* EXERCISE PROMPT
Word for word, copy all the data and drop the pictures.

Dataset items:

·····

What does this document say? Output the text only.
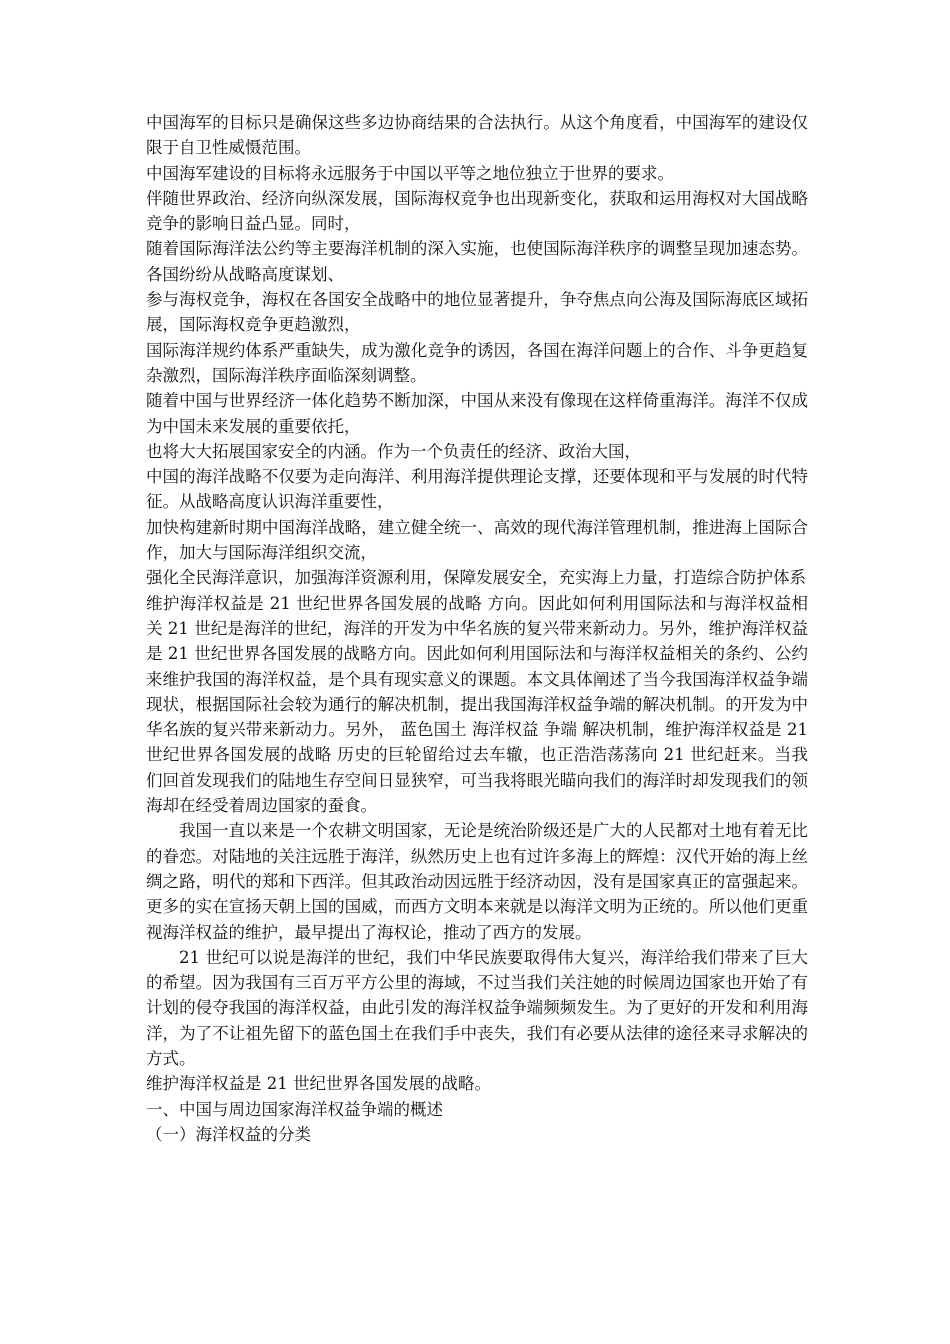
中国海军的目标只是确保这些多边协商结果的合法执行。从这个角度看，中国海军的建设仅限于自卫性威慑范围。

中国海军建设的目标将永远服务于中国以平等之地位独立于世界的要求。

伴随世界政治、经济向纵深发展，国际海权竞争也出现新变化，获取和运用海权对大国战略竞争的影响日益凸显。同时，

随着国际海洋法公约等主要海洋机制的深入实施，也使国际海洋秩序的调整呈现加速态势。各国纷纷从战略高度谋划、

参与海权竞争，海权在各国安全战略中的地位显著提升，争夺焦点向公海及国际海底区域拓展，国际海权竞争更趋激烈，

国际海洋规约体系严重缺失，成为激化竞争的诱因，各国在海洋问题上的合作、斗争更趋复杂激烈，国际海洋秩序面临深刻调整。

随着中国与世界经济一体化趋势不断加深，中国从来没有像现在这样倚重海洋。海洋不仅成为中国未来发展的重要依托，

也将大大拓展国家安全的内涵。作为一个负责任的经济、政治大国，

中国的海洋战略不仅要为走向海洋、利用海洋提供理论支撑，还要体现和平与发展的时代特征。从战略高度认识海洋重要性，

加快构建新时期中国海洋战略，建立健全统一、高效的现代海洋管理机制，推进海上国际合作，加大与国际海洋组织交流，

强化全民海洋意识，加强海洋资源利用，保障发展安全，充实海上力量，打造综合防护体系

维护海洋权益是 21 世纪世界各国发展的战略 方向。因此如何利用国际法和与海洋权益相关 21 世纪是海洋的世纪，海洋的开发为中华名族的复兴带来新动力。另外，维护海洋权益是 21 世纪世界各国发展的战略方向。因此如何利用国际法和与海洋权益相关的条约、公约来维护我国的海洋权益，是个具有现实意义的课题。本文具体阐述了当今我国海洋权益争端现状，根据国际社会较为通行的解决机制，提出我国海洋权益争端的解决机制。的开发为中华名族的复兴带来新动力。另外， 蓝色国土 海洋权益 争端 解决机制，维护海洋权益是 21 世纪世界各国发展的战略 历史的巨轮留给过去车辙，也正浩浩荡荡向 21 世纪赶来。当我们回首发现我们的陆地生存空间日显狭窄，可当我将眼光瞄向我们的海洋时却发现我们的领海却在经受着周边国家的蚕食。

我国一直以来是一个农耕文明国家，无论是统治阶级还是广大的人民都对土地有着无比的眷恋。对陆地的关注远胜于海洋，纵然历史上也有过许多海上的辉煌：汉代开始的海上丝绸之路，明代的郑和下西洋。但其政治动因远胜于经济动因，没有是国家真正的富强起来。更多的实在宣扬天朝上国的国威，而西方文明本来就是以海洋文明为正统的。所以他们更重视海洋权益的维护，最早提出了海权论，推动了西方的发展。

21 世纪可以说是海洋的世纪，我们中华民族要取得伟大复兴，海洋给我们带来了巨大的希望。因为我国有三百万平方公里的海域，不过当我们关注她的时候周边国家也开始了有计划的侵夺我国的海洋权益，由此引发的海洋权益争端频频发生。为了更好的开发和利用海洋，为了不让祖先留下的蓝色国土在我们手中丧失，我们有必要从法律的途径来寻求解决的方式。

维护海洋权益是 21 世纪世界各国发展的战略。

一、中国与周边国家海洋权益争端的概述

（一）海洋权益的分类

·····

* CORRECT ANSWER
What does this document say? Output the text only.
中国海军的目标只是确保这些多边协商结果的合法执行。从这个角度看，中国海军的建设仅限于自卫性威慑范围。

中国海军建设的目标将永远服务于中国以平等之地位独立于世界的要求。

伴随世界政治、经济向纵深发展，国际海权竞争也出现新变化，获取和运用海权对大国战略竞争的影响日益凸显。同时，

随着国际海洋法公约等主要海洋机制的深入实施，也使国际海洋秩序的调整呈现加速态势。各国纷纷从战略高度谋划、

参与海权竞争，海权在各国安全战略中的地位显著提升，争夺焦点向公海及国际海底区域拓展，国际海权竞争更趋激烈，

国际海洋规约体系严重缺失，成为激化竞争的诱因，各国在海洋问题上的合作、斗争更趋复杂激烈，国际海洋秩序面临深刻调整。

随着中国与世界经济一体化趋势不断加深，中国从来没有像现在这样倚重海洋。海洋不仅成为中国未来发展的重要依托，

也将大大拓展国家安全的内涵。作为一个负责任的经济、政治大国，

中国的海洋战略不仅要为走向海洋、利用海洋提供理论支撑，还要体现和平与发展的时代特征。从战略高度认识海洋重要性，

加快构建新时期中国海洋战略，建立健全统一、高效的现代海洋管理机制，推进海上国际合作，加大与国际海洋组织交流，

强化全民海洋意识，加强海洋资源利用，保障发展安全，充实海上力量，打造综合防护体系

维护海洋权益是 21 世纪世界各国发展的战略 方向。因此如何利用国际法和与海洋权益相关 21 世纪是海洋的世纪，海洋的开发为中华名族的复兴带来新动力。另外，维护海洋权益是 21 世纪世界各国发展的战略方向。因此如何利用国际法和与海洋权益相关的条约、公约来维护我国的海洋权益，是个具有现实意义的课题。本文具体阐述了当今我国海洋权益争端现状，根据国际社会较为通行的解决机制，提出我国海洋权益争端的解决机制。的开发为中华名族的复兴带来新动力。另外， 蓝色国土 海洋权益 争端 解决机制，维护海洋权益是 21 世纪世界各国发展的战略 历史的巨轮留给过去车辙，也正浩浩荡荡向 21 世纪赶来。当我们回首发现我们的陆地生存空间日显狭窄，可当我将眼光瞄向我们的海洋时却发现我们的领海却在经受着周边国家的蚕食。

我国一直以来是一个农耕文明国家，无论是统治阶级还是广大的人民都对土地有着无比的眷恋。对陆地的关注远胜于海洋，纵然历史上也有过许多海上的辉煌：汉代开始的海上丝绸之路，明代的郑和下西洋。但其政治动因远胜于经济动因，没有是国家真正的富强起来。更多的实在宣扬天朝上国的国威，而西方文明本来就是以海洋文明为正统的。所以他们更重视海洋权益的维护，最早提出了海权论，推动了西方的发展。

21 世纪可以说是海洋的世纪，我们中华民族要取得伟大复兴，海洋给我们带来了巨大的希望。因为我国有三百万平方公里的海域，不过当我们关注她的时候周边国家也开始了有计划的侵夺我国的海洋权益，由此引发的海洋权益争端频频发生。为了更好的开发和利用海洋，为了不让祖先留下的蓝色国土在我们手中丧失，我们有必要从法律的途径来寻求解决的方式。

维护海洋权益是 21 世纪世界各国发展的战略。

一、中国与周边国家海洋权益争端的概述

（一）海洋权益的分类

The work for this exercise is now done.